WRITTEN INSTRUCTION: Reproduce the records. Keep every word exact and include no images.

[Dataset items]
------------------------

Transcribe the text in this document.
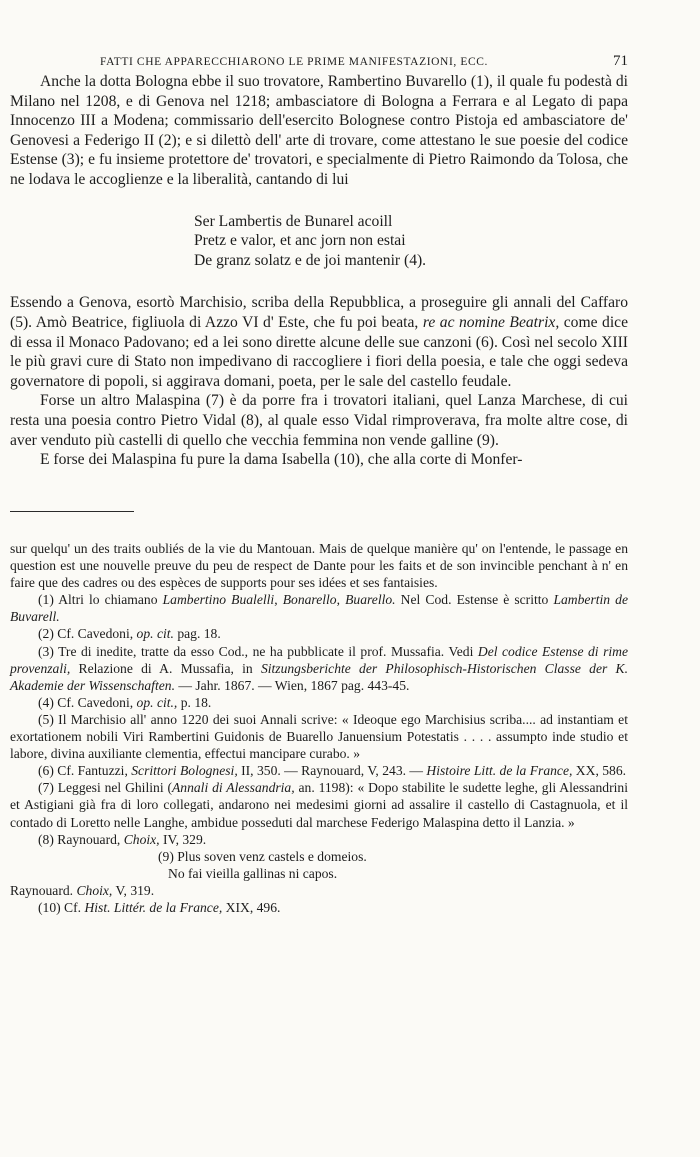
FATTI CHE APPARECCHIARONO LE PRIME MANIFESTAZIONI, ECC.	71

Anche la dotta Bologna ebbe il suo trovatore, Rambertino Buvarello (1), il quale fu podestà di Milano nel 1208, e di Genova nel 1218; ambasciatore di Bologna a Ferrara e al Legato di papa Innocenzo III a Modena; commissario dell'esercito Bolognese contro Pistoja ed ambasciatore de' Genovesi a Federigo II (2); e si dilettò dell' arte di trovare, come attestano le sue poesie del codice Estense (3); e fu insieme protettore de' trovatori, e specialmente di Pietro Raimondo da Tolosa, che ne lodava le accoglienze e la liberalità, cantando di lui

Ser Lambertis de Bunarel acoill
Pretz e valor, et anc jorn non estai
De granz solatz e de joi mantenir (4).

Essendo a Genova, esortò Marchisio, scriba della Repubblica, a proseguire gli annali del Caffaro (5). Amò Beatrice, figliuola di Azzo VI d' Este, che fu poi beata, re ac nomine Beatrix, come dice di essa il Monaco Padovano; ed a lei sono dirette alcune delle sue canzoni (6). Così nel secolo XIII le più gravi cure di Stato non impedivano di raccogliere i fiori della poesia, e tale che oggi sedeva governatore di popoli, si aggirava domani, poeta, per le sale del castello feudale.

Forse un altro Malaspina (7) è da porre fra i trovatori italiani, quel Lanza Marchese, di cui resta una poesia contro Pietro Vidal (8), al quale esso Vidal rimproverava, fra molte altre cose, di aver venduto più castelli di quello che vecchia femmina non vende galline (9).

E forse dei Malaspina fu pure la dama Isabella (10), che alla corte di Monfer-

sur quelqu' un des traits oubliés de la vie du Mantouan. Mais de quelque manière qu' on l'entende, le passage en question est une nouvelle preuve du peu de respect de Dante pour les faits et de son invincible penchant à n' en faire que des cadres ou des espèces de supports pour ses idées et ses fantaisies.

(1) Altri lo chiamano Lambertino Bualelli, Bonarello, Buarello. Nel Cod. Estense è scritto Lambertin de Buvarell.

(2) Cf. Cavedoni, op. cit. pag. 18.

(3) Tre di inedite, tratte da esso Cod., ne ha pubblicate il prof. Mussafia. Vedi Del codice Estense di rime provenzali, Relazione di A. Mussafia, in Sitzungsberichte der Philosophisch-Historischen Classe der K. Akademie der Wissenschaften. — Jahr. 1867. — Wien, 1867 pag. 443-45.

(4) Cf. Cavedoni, op. cit., p. 18.

(5) Il Marchisio all' anno 1220 dei suoi Annali scrive: « Ideoque ego Marchisius scriba.... ad instantiam et exortationem nobili Viri Rambertini Guidonis de Buarello Januensium Potestatis . . . . assumpto inde studio et labore, divina auxiliante clementia, effectui mancipare curabo. »

(6) Cf. Fantuzzi, Scrittori Bolognesi, II, 350. — Raynouard, V, 243. — Histoire Litt. de la France, XX, 586.

(7) Leggesi nel Ghilini (Annali di Alessandria, an. 1198): « Dopo stabilite le sudette leghe, gli Alessandrini et Astigiani già fra di loro collegati, andarono nei medesimi giorni ad assalire il castello di Castagnuola, et il contado di Loretto nelle Langhe, ambidue posseduti dal marchese Federigo Malaspina detto il Lanzia. »

(8) Raynouard, Choix, IV, 329.

(9) Plus soven venz castels e domeios.
No fai vieilla gallinas ni capos.

Raynouard. Choix, V, 319.

(10) Cf. Hist. Littér. de la France, XIX, 496.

------------------------

TASK ANSWER:
Transcribe the text in this document.
FATTI CHE APPARECCHIARONO LE PRIME MANIFESTAZIONI, ECC.	71

Anche la dotta Bologna ebbe il suo trovatore, Rambertino Buvarello (1), il quale fu podestà di Milano nel 1208, e di Genova nel 1218; ambasciatore di Bologna a Ferrara e al Legato di papa Innocenzo III a Modena; commissario dell'esercito Bolognese contro Pistoja ed ambasciatore de' Genovesi a Federigo II (2); e si dilettò dell' arte di trovare, come attestano le sue poesie del codice Estense (3); e fu insieme protettore de' trovatori, e specialmente di Pietro Raimondo da Tolosa, che ne lodava le accoglienze e la liberalità, cantando di lui

Ser Lambertis de Bunarel acoill
Pretz e valor, et anc jorn non estai
De granz solatz e de joi mantenir (4).

Essendo a Genova, esortò Marchisio, scriba della Repubblica, a proseguire gli annali del Caffaro (5). Amò Beatrice, figliuola di Azzo VI d' Este, che fu poi beata, re ac nomine Beatrix, come dice di essa il Monaco Padovano; ed a lei sono dirette alcune delle sue canzoni (6). Così nel secolo XIII le più gravi cure di Stato non impedivano di raccogliere i fiori della poesia, e tale che oggi sedeva governatore di popoli, si aggirava domani, poeta, per le sale del castello feudale.

Forse un altro Malaspina (7) è da porre fra i trovatori italiani, quel Lanza Marchese, di cui resta una poesia contro Pietro Vidal (8), al quale esso Vidal rimproverava, fra molte altre cose, di aver venduto più castelli di quello che vecchia femmina non vende galline (9).

E forse dei Malaspina fu pure la dama Isabella (10), che alla corte di Monfer-

sur quelqu' un des traits oubliés de la vie du Mantouan. Mais de quelque manière qu' on l'entende, le passage en question est une nouvelle preuve du peu de respect de Dante pour les faits et de son invincible penchant à n' en faire que des cadres ou des espèces de supports pour ses idées et ses fantaisies.

(1) Altri lo chiamano Lambertino Bualelli, Bonarello, Buarello. Nel Cod. Estense è scritto Lambertin de Buvarell.

(2) Cf. Cavedoni, op. cit. pag. 18.

(3) Tre di inedite, tratte da esso Cod., ne ha pubblicate il prof. Mussafia. Vedi Del codice Estense di rime provenzali, Relazione di A. Mussafia, in Sitzungsberichte der Philosophisch-Historischen Classe der K. Akademie der Wissenschaften. — Jahr. 1867. — Wien, 1867 pag. 443-45.

(4) Cf. Cavedoni, op. cit., p. 18.

(5) Il Marchisio all' anno 1220 dei suoi Annali scrive: « Ideoque ego Marchisius scriba.... ad instantiam et exortationem nobili Viri Rambertini Guidonis de Buarello Januensium Potestatis . . . . assumpto inde studio et labore, divina auxiliante clementia, effectui mancipare curabo. »

(6) Cf. Fantuzzi, Scrittori Bolognesi, II, 350. — Raynouard, V, 243. — Histoire Litt. de la France, XX, 586.

(7) Leggesi nel Ghilini (Annali di Alessandria, an. 1198): « Dopo stabilite le sudette leghe, gli Alessandrini et Astigiani già fra di loro collegati, andarono nei medesimi giorni ad assalire il castello di Castagnuola, et il contado di Loretto nelle Langhe, ambidue posseduti dal marchese Federigo Malaspina detto il Lanzia. »

(8) Raynouard, Choix, IV, 329.

(9) Plus soven venz castels e domeios.
No fai vieilla gallinas ni capos.

Raynouard. Choix, V, 319.

(10) Cf. Hist. Littér. de la France, XIX, 496.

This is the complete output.